— Start Material shown —
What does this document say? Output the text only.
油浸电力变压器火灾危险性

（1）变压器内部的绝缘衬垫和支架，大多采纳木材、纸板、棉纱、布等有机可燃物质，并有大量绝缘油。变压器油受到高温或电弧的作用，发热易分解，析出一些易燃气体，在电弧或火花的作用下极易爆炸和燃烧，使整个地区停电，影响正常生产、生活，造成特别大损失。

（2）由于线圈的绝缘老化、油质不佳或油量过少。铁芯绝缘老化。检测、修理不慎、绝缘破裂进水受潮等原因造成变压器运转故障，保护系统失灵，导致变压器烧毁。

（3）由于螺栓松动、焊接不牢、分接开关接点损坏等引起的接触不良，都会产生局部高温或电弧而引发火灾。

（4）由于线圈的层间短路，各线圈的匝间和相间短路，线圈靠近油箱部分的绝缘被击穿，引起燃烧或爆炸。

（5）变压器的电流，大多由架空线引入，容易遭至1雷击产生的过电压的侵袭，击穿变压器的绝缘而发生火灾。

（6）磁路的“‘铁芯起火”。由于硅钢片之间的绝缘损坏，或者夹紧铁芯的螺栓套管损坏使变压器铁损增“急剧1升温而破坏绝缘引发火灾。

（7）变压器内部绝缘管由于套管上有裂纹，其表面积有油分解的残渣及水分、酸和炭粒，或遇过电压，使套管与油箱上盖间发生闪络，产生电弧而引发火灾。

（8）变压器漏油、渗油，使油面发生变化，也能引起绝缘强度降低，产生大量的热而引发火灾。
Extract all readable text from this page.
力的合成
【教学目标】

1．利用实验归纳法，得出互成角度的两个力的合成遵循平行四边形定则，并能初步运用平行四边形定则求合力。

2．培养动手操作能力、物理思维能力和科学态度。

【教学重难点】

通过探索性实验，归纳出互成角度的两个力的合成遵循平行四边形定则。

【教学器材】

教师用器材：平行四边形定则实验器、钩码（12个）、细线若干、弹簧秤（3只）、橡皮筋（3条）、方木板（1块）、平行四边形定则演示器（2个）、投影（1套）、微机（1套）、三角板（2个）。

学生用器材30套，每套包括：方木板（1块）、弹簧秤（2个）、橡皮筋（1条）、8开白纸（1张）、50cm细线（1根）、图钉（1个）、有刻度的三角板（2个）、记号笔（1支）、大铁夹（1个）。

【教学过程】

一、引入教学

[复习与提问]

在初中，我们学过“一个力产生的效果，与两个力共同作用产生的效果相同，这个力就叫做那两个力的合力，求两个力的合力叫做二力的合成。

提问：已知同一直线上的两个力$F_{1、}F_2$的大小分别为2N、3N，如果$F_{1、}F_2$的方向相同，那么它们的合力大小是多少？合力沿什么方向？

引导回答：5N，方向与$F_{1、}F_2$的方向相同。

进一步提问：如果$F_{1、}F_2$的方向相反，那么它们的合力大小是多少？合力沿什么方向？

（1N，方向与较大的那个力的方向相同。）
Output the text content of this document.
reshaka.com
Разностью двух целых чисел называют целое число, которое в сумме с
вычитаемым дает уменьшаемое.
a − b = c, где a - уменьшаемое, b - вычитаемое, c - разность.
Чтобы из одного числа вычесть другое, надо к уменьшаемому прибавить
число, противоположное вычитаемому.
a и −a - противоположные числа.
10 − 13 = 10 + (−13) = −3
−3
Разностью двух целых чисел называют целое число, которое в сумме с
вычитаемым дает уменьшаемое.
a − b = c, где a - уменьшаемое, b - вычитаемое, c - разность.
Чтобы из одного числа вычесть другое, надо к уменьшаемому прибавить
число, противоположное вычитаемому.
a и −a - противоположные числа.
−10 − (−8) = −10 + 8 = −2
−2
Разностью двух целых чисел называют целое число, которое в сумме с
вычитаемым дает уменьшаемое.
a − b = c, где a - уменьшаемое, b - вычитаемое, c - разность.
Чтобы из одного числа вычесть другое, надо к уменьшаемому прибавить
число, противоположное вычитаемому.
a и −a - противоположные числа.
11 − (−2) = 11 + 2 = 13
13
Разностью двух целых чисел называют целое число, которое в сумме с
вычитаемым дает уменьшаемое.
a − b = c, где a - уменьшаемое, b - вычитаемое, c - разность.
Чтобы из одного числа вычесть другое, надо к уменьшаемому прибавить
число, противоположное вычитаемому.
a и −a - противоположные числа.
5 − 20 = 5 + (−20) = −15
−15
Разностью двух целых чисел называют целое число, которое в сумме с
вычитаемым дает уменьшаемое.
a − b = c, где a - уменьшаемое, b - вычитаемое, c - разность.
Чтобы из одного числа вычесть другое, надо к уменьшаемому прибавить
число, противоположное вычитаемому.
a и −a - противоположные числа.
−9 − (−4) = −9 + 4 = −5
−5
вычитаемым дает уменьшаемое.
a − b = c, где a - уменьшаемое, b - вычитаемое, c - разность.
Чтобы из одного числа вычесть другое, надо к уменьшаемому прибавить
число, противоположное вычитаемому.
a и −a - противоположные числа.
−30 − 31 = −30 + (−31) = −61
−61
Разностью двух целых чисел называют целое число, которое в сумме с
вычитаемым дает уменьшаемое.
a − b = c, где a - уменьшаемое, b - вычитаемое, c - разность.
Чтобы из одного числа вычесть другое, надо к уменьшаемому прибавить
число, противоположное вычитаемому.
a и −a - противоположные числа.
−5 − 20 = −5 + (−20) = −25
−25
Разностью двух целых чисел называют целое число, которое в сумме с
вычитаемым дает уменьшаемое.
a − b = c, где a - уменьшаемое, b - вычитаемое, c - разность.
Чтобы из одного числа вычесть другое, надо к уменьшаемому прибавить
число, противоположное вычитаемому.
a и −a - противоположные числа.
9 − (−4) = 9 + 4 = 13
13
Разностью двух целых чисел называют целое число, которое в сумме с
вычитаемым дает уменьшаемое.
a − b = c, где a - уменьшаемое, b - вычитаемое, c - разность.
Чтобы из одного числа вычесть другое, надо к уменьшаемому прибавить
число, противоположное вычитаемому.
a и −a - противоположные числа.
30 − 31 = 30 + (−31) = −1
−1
— End Material shown —
Filter the records, keeping only lines that contain "Output", and show those lines.

What does this document say? Output the text only.
Output the text content of this document.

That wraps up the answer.